### Exercise details
Determine how many lines of the records include "Model", and answer with the number alone.

### Dataset
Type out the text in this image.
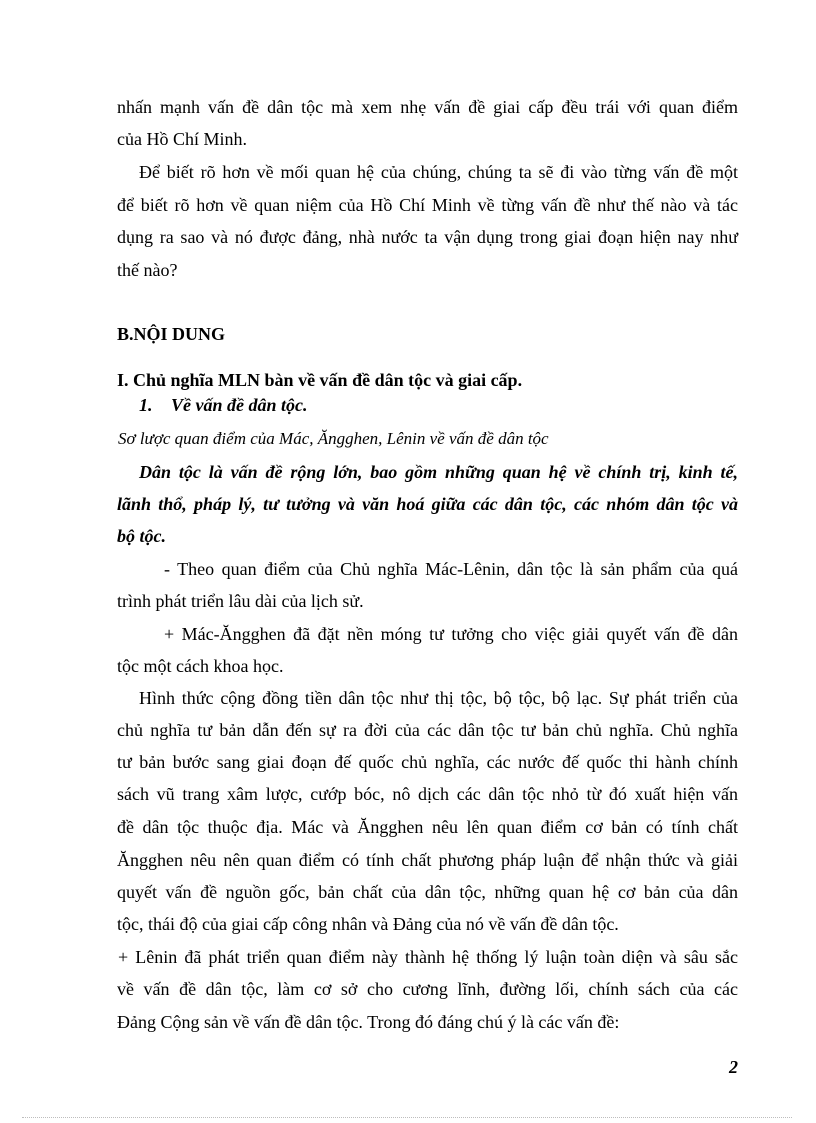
nhấn mạnh vấn đề dân tộc mà xem nhẹ vấn đề giai cấp đều trái với quan điểm

của Hồ Chí Minh.

Để biết rõ hơn về mối quan hệ của chúng, chúng ta sẽ đi vào từng vấn đề một

để biết rõ hơn về quan niệm của Hồ Chí Minh về từng vấn đề như thế nào và tác

dụng ra sao và nó được đảng, nhà nước ta vận dụng trong giai đoạn hiện nay như

thế nào?

B.NỘI DUNG

I. Chủ nghĩa MLN bàn về vấn đề dân tộc và giai cấp.

1. Về vấn đề dân tộc.

Sơ lược quan điểm của Mác, Ăngghen, Lênin về vấn đề dân tộc

Dân tộc là vấn đề rộng lớn, bao gồm những quan hệ về chính trị, kinh tế,

lãnh thổ, pháp lý, tư tưởng và văn hoá giữa các dân tộc, các nhóm dân tộc và

bộ tộc.

- Theo quan điểm của Chủ nghĩa Mác-Lênin, dân tộc là sản phẩm của quá

trình phát triển lâu dài của lịch sử.

+ Mác-Ăngghen đã đặt nền móng tư tưởng cho việc giải quyết vấn đề dân

tộc một cách khoa học.

Hình thức cộng đồng tiền dân tộc như thị tộc, bộ tộc, bộ lạc. Sự phát triển của

chủ nghĩa tư bản dẫn đến sự ra đời của các dân tộc tư bản chủ nghĩa. Chủ nghĩa

tư bản bước sang giai đoạn đế quốc chủ nghĩa, các nước đế quốc thi hành chính

sách vũ trang xâm lược, cướp bóc, nô dịch các dân tộc nhỏ từ đó xuất hiện vấn

đề dân tộc thuộc địa. Mác và Ăngghen nêu lên quan điểm cơ bản có tính chất

Ăngghen nêu nên quan điểm có tính chất phương pháp luận để nhận thức và giải

quyết vấn đề nguồn gốc, bản chất của dân tộc, những quan hệ cơ bản của dân

tộc, thái độ của giai cấp công nhân và Đảng của nó về vấn đề dân tộc.

+ Lênin đã phát triển quan điểm này thành hệ thống lý luận toàn diện và sâu sắc

về vấn đề dân tộc, làm cơ sở cho cương lĩnh, đường lối, chính sách của các

Đảng Cộng sản về vấn đề dân tộc. Trong đó đáng chú ý là các vấn đề:

2
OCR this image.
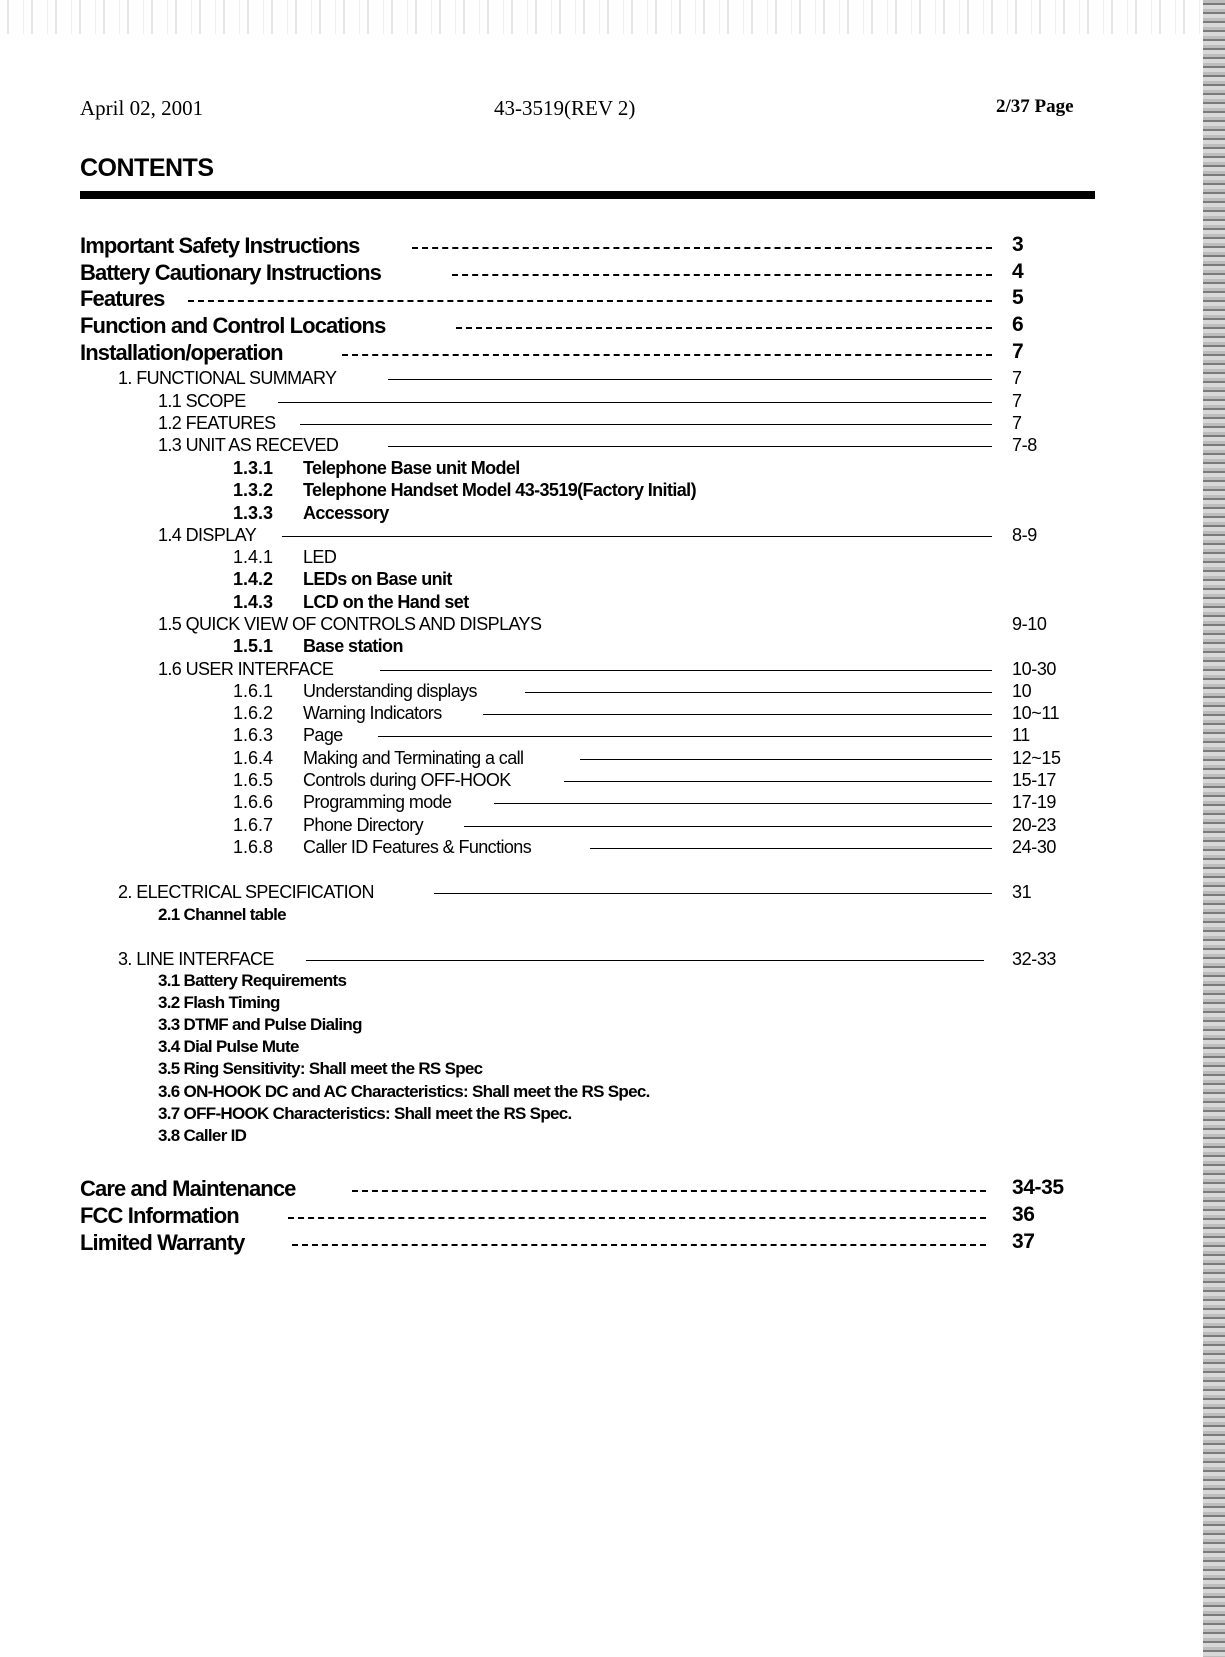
April 02, 2001	43-3519(REV 2)	2/37 Page
CONTENTS
Important Safety Instructions	3
Battery Cautionary Instructions	4
Features	5
Function and Control Locations	6
Installation/operation	7
1. FUNCTIONAL SUMMARY	7
1.1 SCOPE	7
1.2 FEATURES	7
1.3 UNIT AS RECEVED	7-8
1.3.1 Telephone Base unit Model
1.3.2 Telephone Handset Model 43-3519(Factory Initial)
1.3.3 Accessory
1.4 DISPLAY	8-9
1.4.1 LED
1.4.2 LEDs on Base unit
1.4.3 LCD on the Hand set
1.5 QUICK VIEW OF CONTROLS AND DISPLAYS	9-10
1.5.1 Base station
1.6 USER INTERFACE	10-30
1.6.1 Understanding displays	10
1.6.2 Warning Indicators	10~11
1.6.3 Page	11
1.6.4 Making and Terminating a call	12~15
1.6.5 Controls during OFF-HOOK	15-17
1.6.6 Programming mode	17-19
1.6.7 Phone Directory	20-23
1.6.8 Caller ID Features & Functions	24-30
2. ELECTRICAL SPECIFICATION	31
2.1 Channel table
3. LINE INTERFACE	32-33
3.1 Battery Requirements
3.2 Flash Timing
3.3 DTMF and Pulse Dialing
3.4 Dial Pulse Mute
3.5 Ring Sensitivity: Shall meet the RS Spec
3.6 ON-HOOK DC and AC Characteristics: Shall meet the RS Spec.
3.7 OFF-HOOK Characteristics: Shall meet the RS Spec.
3.8 Caller ID
Care and Maintenance	34-35
FCC Information	36
Limited Warranty	37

### Task response
2